SOURCE TEXT:
......

Interactive Investor

Stockwatch: The niche retailers to follow

24th August 2018 09:27

Edmond Jackson from interactive investor

Loading

Share on

Despite Brexit uncertainty there could be opportunities in the retail sector, argues companies analyst Edmond Jackson. These three are worth tracking.

As the UK government steels people and businesses for a "no-deal Brexit" it is worth considering how the months ahead could affect firms' growth prospects in Continental Europe. 

Two broad truths are evident: that the EU will do its negotiating best to demonstrate Britain as worse-off for departing – at least in the short term – with sterling likely to remain pressured without a satisfactory negotiations breakthrough. 

Thus, a double-edged sword for UK exporters: a low currency boosting price competitiveness, versus the prospect of higher EU trade costs.  Larger firms may be able to avoid them by creating a European base but only time will tell. 

The net upshot is likely bullish for the near term as currency factors predominate, time will tell as to whatever extra costs.  Much will depend on individual firms’ adeptness to seize marketing opportunities and manage hurdles.

......

Data records
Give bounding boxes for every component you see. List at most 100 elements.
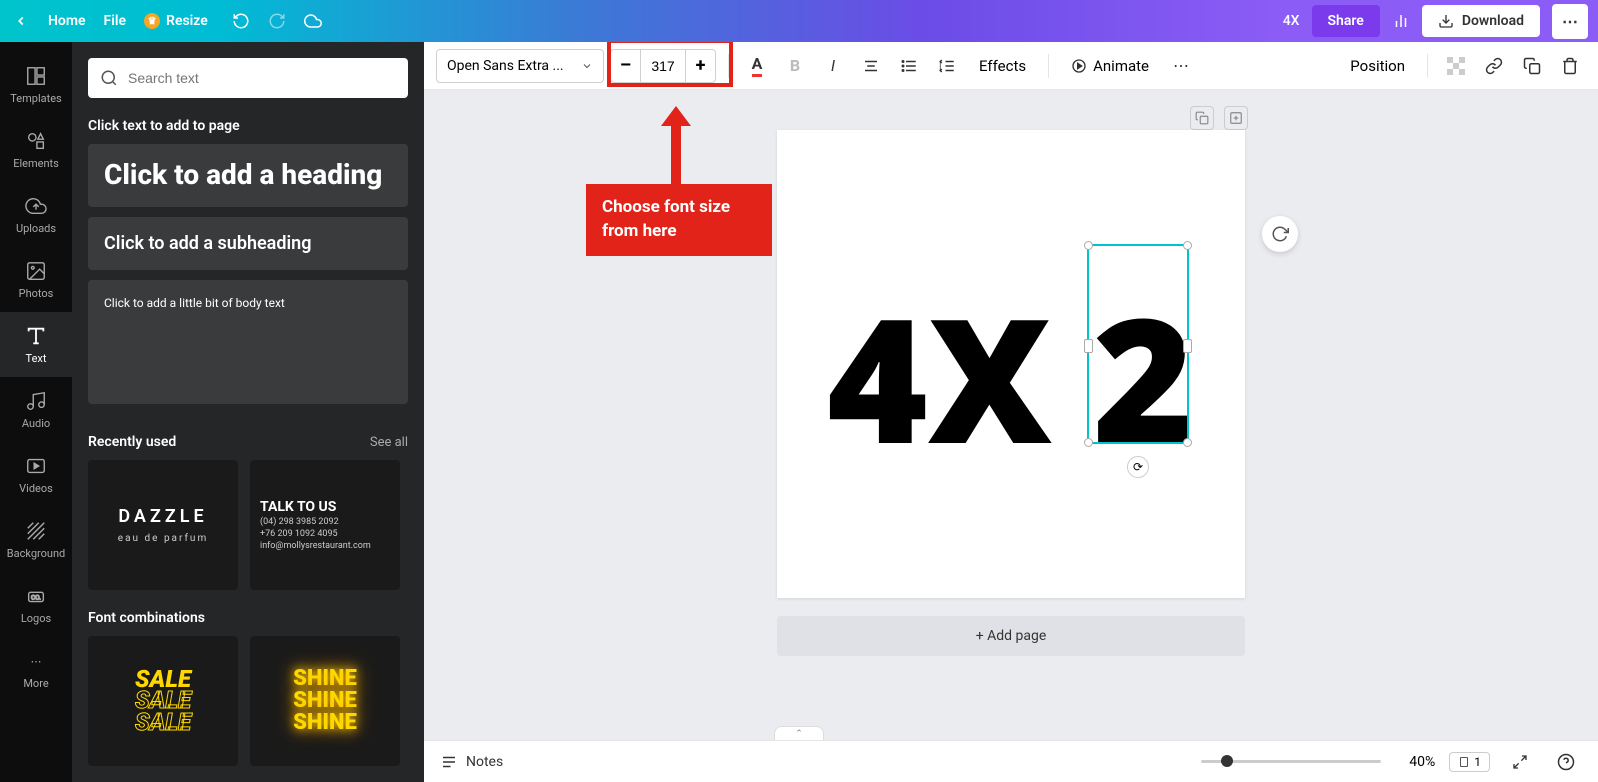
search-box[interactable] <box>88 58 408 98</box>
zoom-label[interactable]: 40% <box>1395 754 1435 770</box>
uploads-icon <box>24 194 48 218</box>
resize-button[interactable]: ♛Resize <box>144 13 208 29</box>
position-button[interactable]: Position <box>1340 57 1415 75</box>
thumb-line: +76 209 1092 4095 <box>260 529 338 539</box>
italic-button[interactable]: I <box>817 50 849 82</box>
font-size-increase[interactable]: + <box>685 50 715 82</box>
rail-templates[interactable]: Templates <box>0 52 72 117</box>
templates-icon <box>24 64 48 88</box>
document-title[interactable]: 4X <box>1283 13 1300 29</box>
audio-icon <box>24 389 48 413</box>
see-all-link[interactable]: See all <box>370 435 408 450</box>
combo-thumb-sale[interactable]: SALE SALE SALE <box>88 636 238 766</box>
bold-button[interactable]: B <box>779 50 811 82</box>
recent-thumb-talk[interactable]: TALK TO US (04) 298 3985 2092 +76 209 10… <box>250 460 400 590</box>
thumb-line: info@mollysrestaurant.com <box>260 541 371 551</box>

......

WORK TO COMPLETE:
A - In the Stockwatch article, how might larger firms avoid higher EU trade costs?
B - Summarize the Stockwatch article in two sentences.
C - Pick up the Stockwatch article after its final sentence and write the next paragraph.
The records can be left aside for these tasks.

ANSWERS TO THE PROBLEMS:
A - They may be able to avoid them by creating a European base.

B - As the UK government prepares people and businesses for a possible no-deal Brexit, the EU is expected to try to show Britain as worse off, and sterling is likely to stay under pressure without a negotiations breakthrough. For UK exporters, this means a weak currency that boosts price competitiveness set against possibly higher EU trade costs, with the near-term outcome likely bullish and much depending on how well individual firms seize opportunities and manage hurdles.

C -
Online retail as a concentrated example

Website marketing tailored to local European markets offers a big opportunity to leverage sales and is partly why for example AIM-listed Gear4music (G4M), which sells musical instruments/equipment, trades on a price/earnings (PE) ratio of over 50 times, and AIM-listed Angling Direct (ANG) selling fishing tackle is rated similarly at 104p since it listed a year ago at 64p. 

Neither stock pays dividends and both trade at big premiums to underlying assets, so they are highly attuned to management's narrative.  If strong sales do evolve to the EU in years ahead, such companies can grow into their stocks' demanding ratings; but mind they leave no scope for any adverse change.

Source: interactive investor      Past performance is not a guide to future performance

UK consolidator looks to Germany, France, Benelux

Angling Direct raised £9 million with an objective to build scale in a fragmented UK industry – over 2,000 mainly owner-managed fishing gear stores, with total annual revenue around £600 million.  It is already the largest with 23 stores and a website citing a 30% rise in unique users for the six months to July, and has successfully launched a German website with "encouraging" results. "Other European websites will follow later in the year supported by local customer service teams".

In terms of read-across, Gear4Music already has European distribution centres fully operational as part of its goal to become a leading European online retailer in this specialist space, despite a mere 1% share lately.  In its last financial year to end-February 2018, this company achieved 69% international revenue growth to £35.8 million (45% of group total) relative to 124% growth in the prior year, showing the extent of opportunity but also to mind exciting percentages when growth is from a low base.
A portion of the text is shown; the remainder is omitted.